### Set problem
Write out the entire listing below exactly, with the pictures left out.

### Provided records

BEGIN

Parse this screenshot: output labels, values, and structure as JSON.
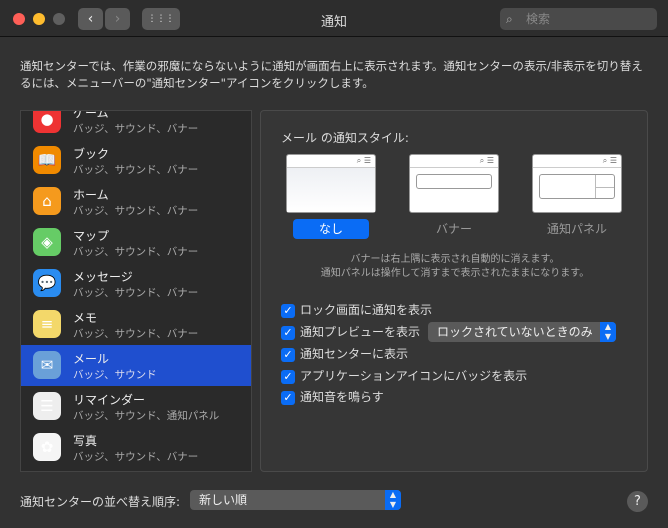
{
  "window": {
    "title": "通知",
    "search_placeholder": "検索",
    "back": "‹",
    "forward": "›",
    "grid": "⋮⋮⋮"
  },
  "description": "通知センターでは、作業の邪魔にならないように通知が画面右上に表示されます。通知センターの表示/非表示を切り替えるには、メニューバーの\"通知センター\"アイコンをクリックします。",
  "apps": [
    {
      "name": "ゲーム",
      "sub": "バッジ、サウンド、バナー",
      "icon": "game-center-icon",
      "glyph": "●",
      "color": "#e33"
    },
    {
      "name": "ブック",
      "sub": "バッジ、サウンド、バナー",
      "icon": "books-icon",
      "glyph": "📖",
      "color": "#f08a00"
    },
    {
      "name": "ホーム",
      "sub": "バッジ、サウンド、バナー",
      "icon": "home-icon",
      "glyph": "⌂",
      "color": "#f59a1d"
    },
    {
      "name": "マップ",
      "sub": "バッジ、サウンド、バナー",
      "icon": "maps-icon",
      "glyph": "◈",
      "color": "#6c6"
    },
    {
      "name": "メッセージ",
      "sub": "バッジ、サウンド、バナー",
      "icon": "messages-icon",
      "glyph": "💬",
      "color": "#2a8cf0"
    },
    {
      "name": "メモ",
      "sub": "バッジ、サウンド、バナー",
      "icon": "notes-icon",
      "glyph": "≡",
      "color": "#f3d86a"
    },
    {
      "name": "メール",
      "sub": "バッジ、サウンド",
      "icon": "mail-icon",
      "glyph": "✉",
      "color": "#6aa0d8"
    },
    {
      "name": "リマインダー",
      "sub": "バッジ、サウンド、通知パネル",
      "icon": "reminders-icon",
      "glyph": "☰",
      "color": "#eee"
    },
    {
      "name": "写真",
      "sub": "バッジ、サウンド、バナー",
      "icon": "photos-icon",
      "glyph": "✿",
      "color": "#f5f5f5"
    }
  ],
  "panel": {
    "title": "メール の通知スタイル:",
    "styles": [
      {
        "label": "なし",
        "selected": true
      },
      {
        "label": "バナー",
        "selected": false
      },
      {
        "label": "通知パネル",
        "selected": false
      }
    ],
    "thumb_icons": "⌕ ☰",
    "hint1": "バナーは右上隅に表示され自動的に消えます。",
    "hint2": "通知パネルは操作して消すまで表示されたままになります。",
    "options": [
      {
        "label": "ロック画面に通知を表示",
        "checked": true
      },
      {
        "label": "通知プレビューを表示",
        "checked": true
      },
      {
        "label": "通知センターに表示",
        "checked": true
      },
      {
        "label": "アプリケーションアイコンにバッジを表示",
        "checked": true
      },
      {
        "label": "通知音を鳴らす",
        "checked": true
      }
    ],
    "preview_select": "ロックされていないときのみ",
    "check": "✓"
  },
  "bottom": {
    "sort_label": "通知センターの並べ替え順序:",
    "sort_value": "新しい順",
    "help": "?"
  },
  "colors": {
    "accent": "#0a6cf5",
    "selection": "#1f4fcf"
  }
}
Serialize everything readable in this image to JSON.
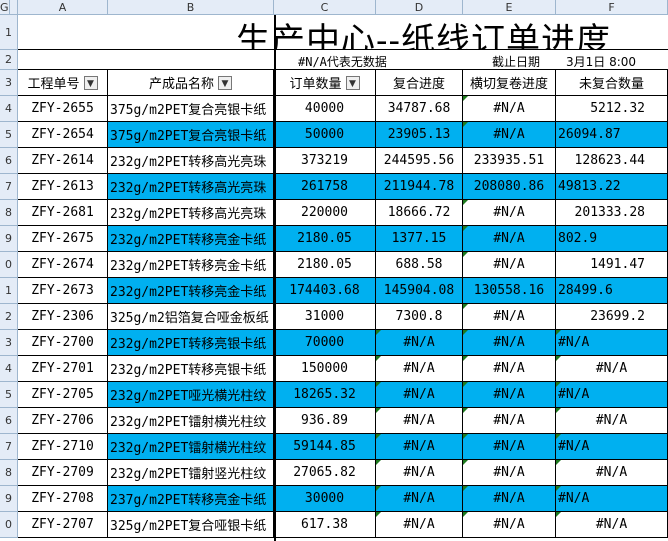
{
  "columns": [
    "A",
    "B",
    "C",
    "D",
    "E",
    "F",
    "G"
  ],
  "title": "生产中心--纸线订单进度",
  "note": "#N/A代表无数据",
  "cutoff_label": "截止日期",
  "cutoff_value": "3月1日 8:00",
  "headers": [
    "工程单号",
    "产成品名称",
    "订单数量",
    "复合进度",
    "横切复卷进度",
    "未复合数量"
  ],
  "row_numbers": [
    "1",
    "2",
    "3",
    "4",
    "5",
    "6",
    "7",
    "8",
    "9",
    "0",
    "1",
    "2",
    "3",
    "4",
    "5",
    "6",
    "7",
    "8",
    "9",
    "0"
  ],
  "rows": [
    {
      "id": "ZFY-2655",
      "name": "375g/m2PET复合亮银卡纸",
      "qty": "40000",
      "comp": "34787.68",
      "cut": "#N/A",
      "rem": "5212.32",
      "blue": false
    },
    {
      "id": "ZFY-2654",
      "name": "375g/m2PET复合亮银卡纸",
      "qty": "50000",
      "comp": "23905.13",
      "cut": "#N/A",
      "rem": "26094.87",
      "blue": true
    },
    {
      "id": "ZFY-2614",
      "name": "232g/m2PET转移高光亮珠",
      "qty": "373219",
      "comp": "244595.56",
      "cut": "233935.51",
      "rem": "128623.44",
      "blue": false
    },
    {
      "id": "ZFY-2613",
      "name": "232g/m2PET转移高光亮珠",
      "qty": "261758",
      "comp": "211944.78",
      "cut": "208080.86",
      "rem": "49813.22",
      "blue": true
    },
    {
      "id": "ZFY-2681",
      "name": "232g/m2PET转移高光亮珠",
      "qty": "220000",
      "comp": "18666.72",
      "cut": "#N/A",
      "rem": "201333.28",
      "blue": false
    },
    {
      "id": "ZFY-2675",
      "name": "232g/m2PET转移亮金卡纸",
      "qty": "2180.05",
      "comp": "1377.15",
      "cut": "#N/A",
      "rem": "802.9",
      "blue": true
    },
    {
      "id": "ZFY-2674",
      "name": "232g/m2PET转移亮金卡纸",
      "qty": "2180.05",
      "comp": "688.58",
      "cut": "#N/A",
      "rem": "1491.47",
      "blue": false
    },
    {
      "id": "ZFY-2673",
      "name": "232g/m2PET转移亮金卡纸",
      "qty": "174403.68",
      "comp": "145904.08",
      "cut": "130558.16",
      "rem": "28499.6",
      "blue": true
    },
    {
      "id": "ZFY-2306",
      "name": "325g/m2铝箔复合哑金板纸",
      "qty": "31000",
      "comp": "7300.8",
      "cut": "#N/A",
      "rem": "23699.2",
      "blue": false
    },
    {
      "id": "ZFY-2700",
      "name": "232g/m2PET转移亮银卡纸",
      "qty": "70000",
      "comp": "#N/A",
      "cut": "#N/A",
      "rem": "#N/A",
      "blue": true
    },
    {
      "id": "ZFY-2701",
      "name": "232g/m2PET转移亮银卡纸",
      "qty": "150000",
      "comp": "#N/A",
      "cut": "#N/A",
      "rem": "#N/A",
      "blue": false
    },
    {
      "id": "ZFY-2705",
      "name": "232g/m2PET哑光横光柱纹",
      "qty": "18265.32",
      "comp": "#N/A",
      "cut": "#N/A",
      "rem": "#N/A",
      "blue": true
    },
    {
      "id": "ZFY-2706",
      "name": "232g/m2PET镭射横光柱纹",
      "qty": "936.89",
      "comp": "#N/A",
      "cut": "#N/A",
      "rem": "#N/A",
      "blue": false
    },
    {
      "id": "ZFY-2710",
      "name": "232g/m2PET镭射横光柱纹",
      "qty": "59144.85",
      "comp": "#N/A",
      "cut": "#N/A",
      "rem": "#N/A",
      "blue": true
    },
    {
      "id": "ZFY-2709",
      "name": "232g/m2PET镭射竖光柱纹",
      "qty": "27065.82",
      "comp": "#N/A",
      "cut": "#N/A",
      "rem": "#N/A",
      "blue": false
    },
    {
      "id": "ZFY-2708",
      "name": "237g/m2PET转移亮金卡纸",
      "qty": "30000",
      "comp": "#N/A",
      "cut": "#N/A",
      "rem": "#N/A",
      "blue": true
    },
    {
      "id": "ZFY-2707",
      "name": "325g/m2PET复合哑银卡纸",
      "qty": "617.38",
      "comp": "#N/A",
      "cut": "#N/A",
      "rem": "#N/A",
      "blue": false
    }
  ],
  "colors": {
    "highlight": "#00b0f0",
    "header_bg": "#e4ecf7",
    "error_flag": "#1e7b1e"
  },
  "icons": {
    "filter": "dropdown-arrow-icon"
  }
}
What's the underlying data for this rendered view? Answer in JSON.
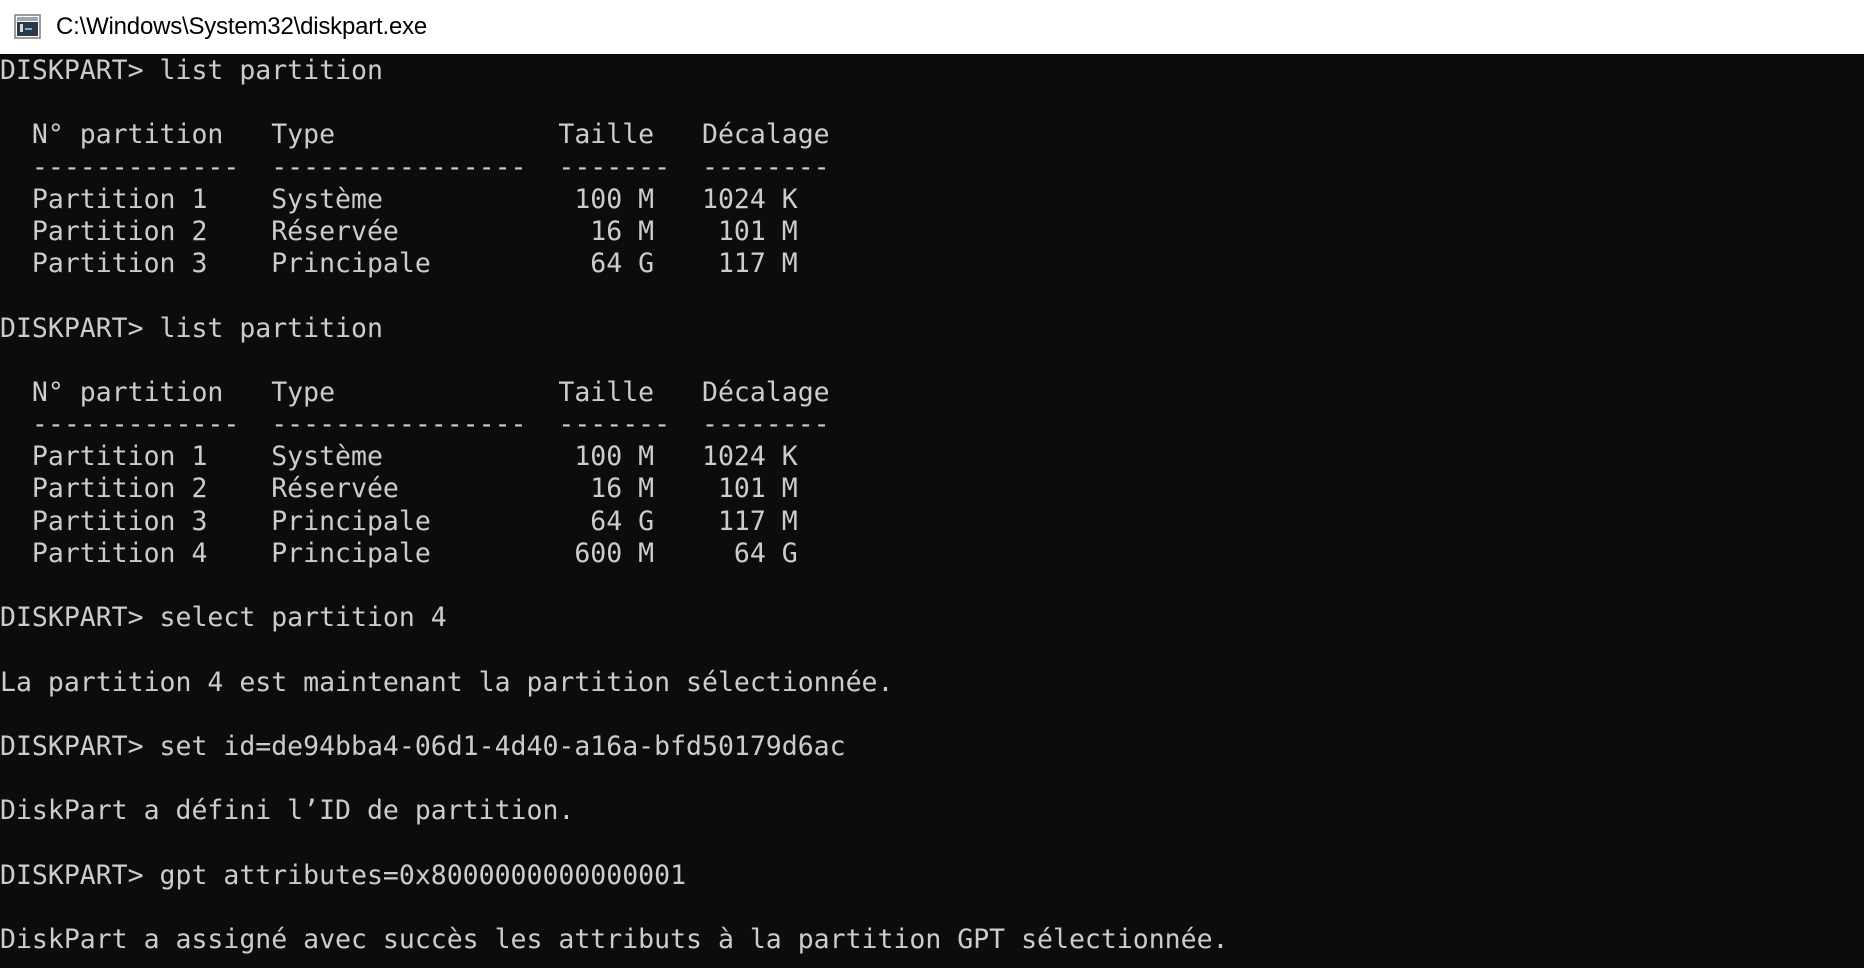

END

### Result of this task
Parse this screenshot: output labels, values, and structure as JSON.
{
  "window": {
    "title": "通知",
    "search_placeholder": "検索",
    "back": "‹",
    "forward": "›",
    "grid": "⋮⋮⋮"
  },
  "description": "通知センターでは、作業の邪魔にならないように通知が画面右上に表示されます。通知センターの表示/非表示を切り替えるには、メニューバーの\"通知センター\"アイコンをクリックします。",
  "apps": [
    {
      "name": "ゲーム",
      "sub": "バッジ、サウンド、バナー",
      "icon": "game-center-icon",
      "glyph": "●",
      "color": "#e33"
    },
    {
      "name": "ブック",
      "sub": "バッジ、サウンド、バナー",
      "icon": "books-icon",
      "glyph": "📖",
      "color": "#f08a00"
    },
    {
      "name": "ホーム",
      "sub": "バッジ、サウンド、バナー",
      "icon": "home-icon",
      "glyph": "⌂",
      "color": "#f59a1d"
    },
    {
      "name": "マップ",
      "sub": "バッジ、サウンド、バナー",
      "icon": "maps-icon",
      "glyph": "◈",
      "color": "#6c6"
    },
    {
      "name": "メッセージ",
      "sub": "バッジ、サウンド、バナー",
      "icon": "messages-icon",
      "glyph": "💬",
      "color": "#2a8cf0"
    },
    {
      "name": "メモ",
      "sub": "バッジ、サウンド、バナー",
      "icon": "notes-icon",
      "glyph": "≡",
      "color": "#f3d86a"
    },
    {
      "name": "メール",
      "sub": "バッジ、サウンド",
      "icon": "mail-icon",
      "glyph": "✉",
      "color": "#6aa0d8"
    },
    {
      "name": "リマインダー",
      "sub": "バッジ、サウンド、通知パネル",
      "icon": "reminders-icon",
      "glyph": "☰",
      "color": "#eee"
    },
    {
      "name": "写真",
      "sub": "バッジ、サウンド、バナー",
      "icon": "photos-icon",
      "glyph": "✿",
      "color": "#f5f5f5"
    }
  ],
  "panel": {
    "title": "メール の通知スタイル:",
    "styles": [
      {
        "label": "なし",
        "selected": true
      },
      {
        "label": "バナー",
        "selected": false
      },
      {
        "label": "通知パネル",
        "selected": false
      }
    ],
    "thumb_icons": "⌕ ☰",
    "hint1": "バナーは右上隅に表示され自動的に消えます。",
    "hint2": "通知パネルは操作して消すまで表示されたままになります。",
    "options": [
      {
        "label": "ロック画面に通知を表示",
        "checked": true
      },
      {
        "label": "通知プレビューを表示",
        "checked": true
      },
      {
        "label": "通知センターに表示",
        "checked": true
      },
      {
        "label": "アプリケーションアイコンにバッジを表示",
        "checked": true
      },
      {
        "label": "通知音を鳴らす",
        "checked": true
      }
    ],
    "preview_select": "ロックされていないときのみ",
    "check": "✓"
  },
  "bottom": {
    "sort_label": "通知センターの並べ替え順序:",
    "sort_value": "新しい順",
    "help": "?"
  },
  "colors": {
    "accent": "#0a6cf5",
    "selection": "#1f4fcf"
  }
}
Serialize everything readable in this image to JSON.
{
  "columns": [
    "A",
    "B",
    "C",
    "D",
    "E",
    "F",
    "G"
  ],
  "title": "生产中心--纸线订单进度",
  "note": "#N/A代表无数据",
  "cutoff_label": "截止日期",
  "cutoff_value": "3月1日 8:00",
  "headers": [
    "工程单号",
    "产成品名称",
    "订单数量",
    "复合进度",
    "横切复卷进度",
    "未复合数量"
  ],
  "row_numbers": [
    "1",
    "2",
    "3",
    "4",
    "5",
    "6",
    "7",
    "8",
    "9",
    "0",
    "1",
    "2",
    "3",
    "4",
    "5",
    "6",
    "7",
    "8",
    "9",
    "0"
  ],
  "rows": [
    {
      "id": "ZFY-2655",
      "name": "375g/m2PET复合亮银卡纸",
      "qty": "40000",
      "comp": "34787.68",
      "cut": "#N/A",
      "rem": "5212.32",
      "blue": false
    },
    {
      "id": "ZFY-2654",
      "name": "375g/m2PET复合亮银卡纸",
      "qty": "50000",
      "comp": "23905.13",
      "cut": "#N/A",
      "rem": "26094.87",
      "blue": true
    },
    {
      "id": "ZFY-2614",
      "name": "232g/m2PET转移高光亮珠",
      "qty": "373219",
      "comp": "244595.56",
      "cut": "233935.51",
      "rem": "128623.44",
      "blue": false
    },
    {
      "id": "ZFY-2613",
      "name": "232g/m2PET转移高光亮珠",
      "qty": "261758",
      "comp": "211944.78",
      "cut": "208080.86",
      "rem": "49813.22",
      "blue": true
    },
    {
      "id": "ZFY-2681",
      "name": "232g/m2PET转移高光亮珠",
      "qty": "220000",
      "comp": "18666.72",
      "cut": "#N/A",
      "rem": "201333.28",
      "blue": false
    },
    {
      "id": "ZFY-2675",
      "name": "232g/m2PET转移亮金卡纸",
      "qty": "2180.05",
      "comp": "1377.15",
      "cut": "#N/A",
      "rem": "802.9",
      "blue": true
    },
    {
      "id": "ZFY-2674",
      "name": "232g/m2PET转移亮金卡纸",
      "qty": "2180.05",
      "comp": "688.58",
      "cut": "#N/A",
      "rem": "1491.47",
      "blue": false
    },
    {
      "id": "ZFY-2673",
      "name": "232g/m2PET转移亮金卡纸",
      "qty": "174403.68",
      "comp": "145904.08",
      "cut": "130558.16",
      "rem": "28499.6",
      "blue": true
    },
    {
      "id": "ZFY-2306",
      "name": "325g/m2铝箔复合哑金板纸",
      "qty": "31000",
      "comp": "7300.8",
      "cut": "#N/A",
      "rem": "23699.2",
      "blue": false
    },
    {
      "id": "ZFY-2700",
      "name": "232g/m2PET转移亮银卡纸",
      "qty": "70000",
      "comp": "#N/A",
      "cut": "#N/A",
      "rem": "#N/A",
      "blue": true
    },
    {
      "id": "ZFY-2701",
      "name": "232g/m2PET转移亮银卡纸",
      "qty": "150000",
      "comp": "#N/A",
      "cut": "#N/A",
      "rem": "#N/A",
      "blue": false
    },
    {
      "id": "ZFY-2705",
      "name": "232g/m2PET哑光横光柱纹",
      "qty": "18265.32",
      "comp": "#N/A",
      "cut": "#N/A",
      "rem": "#N/A",
      "blue": true
    },
    {
      "id": "ZFY-2706",
      "name": "232g/m2PET镭射横光柱纹",
      "qty": "936.89",
      "comp": "#N/A",
      "cut": "#N/A",
      "rem": "#N/A",
      "blue": false
    },
    {
      "id": "ZFY-2710",
      "name": "232g/m2PET镭射横光柱纹",
      "qty": "59144.85",
      "comp": "#N/A",
      "cut": "#N/A",
      "rem": "#N/A",
      "blue": true
    },
    {
      "id": "ZFY-2709",
      "name": "232g/m2PET镭射竖光柱纹",
      "qty": "27065.82",
      "comp": "#N/A",
      "cut": "#N/A",
      "rem": "#N/A",
      "blue": false
    },
    {
      "id": "ZFY-2708",
      "name": "237g/m2PET转移亮金卡纸",
      "qty": "30000",
      "comp": "#N/A",
      "cut": "#N/A",
      "rem": "#N/A",
      "blue": true
    },
    {
      "id": "ZFY-2707",
      "name": "325g/m2PET复合哑银卡纸",
      "qty": "617.38",
      "comp": "#N/A",
      "cut": "#N/A",
      "rem": "#N/A",
      "blue": false
    }
  ],
  "colors": {
    "highlight": "#00b0f0",
    "header_bg": "#e4ecf7",
    "error_flag": "#1e7b1e"
  },
  "icons": {
    "filter": "dropdown-arrow-icon"
  }
}
What's the underlying data for this rendered view? Answer in JSON.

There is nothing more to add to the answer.